In the listing below, identify each line with the word "πρόσβαση" and return those lines.

### PROVIDED MATERIAL

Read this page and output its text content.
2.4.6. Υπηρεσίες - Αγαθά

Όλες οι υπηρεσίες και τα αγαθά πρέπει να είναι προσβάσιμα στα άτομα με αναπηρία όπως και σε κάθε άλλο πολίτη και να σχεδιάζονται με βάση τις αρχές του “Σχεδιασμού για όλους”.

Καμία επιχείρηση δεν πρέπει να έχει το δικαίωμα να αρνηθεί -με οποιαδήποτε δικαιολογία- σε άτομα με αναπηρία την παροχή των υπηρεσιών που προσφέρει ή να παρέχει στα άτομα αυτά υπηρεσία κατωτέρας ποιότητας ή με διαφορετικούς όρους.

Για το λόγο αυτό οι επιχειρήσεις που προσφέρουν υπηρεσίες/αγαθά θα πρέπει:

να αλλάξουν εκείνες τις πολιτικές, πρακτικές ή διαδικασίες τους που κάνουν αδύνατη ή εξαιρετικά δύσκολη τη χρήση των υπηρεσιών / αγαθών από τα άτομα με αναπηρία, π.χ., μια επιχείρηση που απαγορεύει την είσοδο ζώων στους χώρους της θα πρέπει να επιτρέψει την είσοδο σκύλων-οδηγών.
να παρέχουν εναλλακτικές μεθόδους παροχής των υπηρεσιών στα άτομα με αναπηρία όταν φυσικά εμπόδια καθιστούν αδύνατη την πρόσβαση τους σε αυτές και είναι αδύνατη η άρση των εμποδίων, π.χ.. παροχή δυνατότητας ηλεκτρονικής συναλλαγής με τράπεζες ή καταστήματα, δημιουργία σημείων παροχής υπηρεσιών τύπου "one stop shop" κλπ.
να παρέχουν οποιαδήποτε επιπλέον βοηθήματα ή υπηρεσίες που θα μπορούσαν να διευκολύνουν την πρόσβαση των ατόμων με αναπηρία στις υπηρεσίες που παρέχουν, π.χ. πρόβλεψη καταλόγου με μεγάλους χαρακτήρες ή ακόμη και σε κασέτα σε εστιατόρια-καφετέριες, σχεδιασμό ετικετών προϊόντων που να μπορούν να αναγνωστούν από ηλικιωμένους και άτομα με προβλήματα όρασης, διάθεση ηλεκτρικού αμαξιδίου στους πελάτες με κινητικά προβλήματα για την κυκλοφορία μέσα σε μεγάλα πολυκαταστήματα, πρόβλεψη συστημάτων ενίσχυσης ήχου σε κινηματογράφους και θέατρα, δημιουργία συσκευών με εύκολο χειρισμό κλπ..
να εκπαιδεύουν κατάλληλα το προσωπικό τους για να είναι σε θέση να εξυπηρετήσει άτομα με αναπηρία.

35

######

● FINAL RESULT:
να παρέχουν εναλλακτικές μεθόδους παροχής των υπηρεσιών στα άτομα με αναπηρία όταν φυσικά εμπόδια καθιστούν αδύνατη την πρόσβαση τους σε αυτές και είναι αδύνατη η άρση των εμποδίων, π.χ.. παροχή δυνατότητας ηλεκτρονικής συναλλαγής με τράπεζες ή καταστήματα, δημιουργία σημείων παροχής υπηρεσιών τύπου "one stop shop" κλπ.
να παρέχουν οποιαδήποτε επιπλέον βοηθήματα ή υπηρεσίες που θα μπορούσαν να διευκολύνουν την πρόσβαση των ατόμων με αναπηρία στις υπηρεσίες που παρέχουν, π.χ. πρόβλεψη καταλόγου με μεγάλους χαρακτήρες ή ακόμη και σε κασέτα σε εστιατόρια-καφετέριες, σχεδιασμό ετικετών προϊόντων που να μπορούν να αναγνωστούν από ηλικιωμένους και άτομα με προβλήματα όρασης, διάθεση ηλεκτρικού αμαξιδίου στους πελάτες με κινητικά προβλήματα για την κυκλοφορία μέσα σε μεγάλα πολυκαταστήματα, πρόβλεψη συστημάτων ενίσχυσης ήχου σε κινηματογράφους και θέατρα, δημιουργία συσκευών με εύκολο χειρισμό κλπ..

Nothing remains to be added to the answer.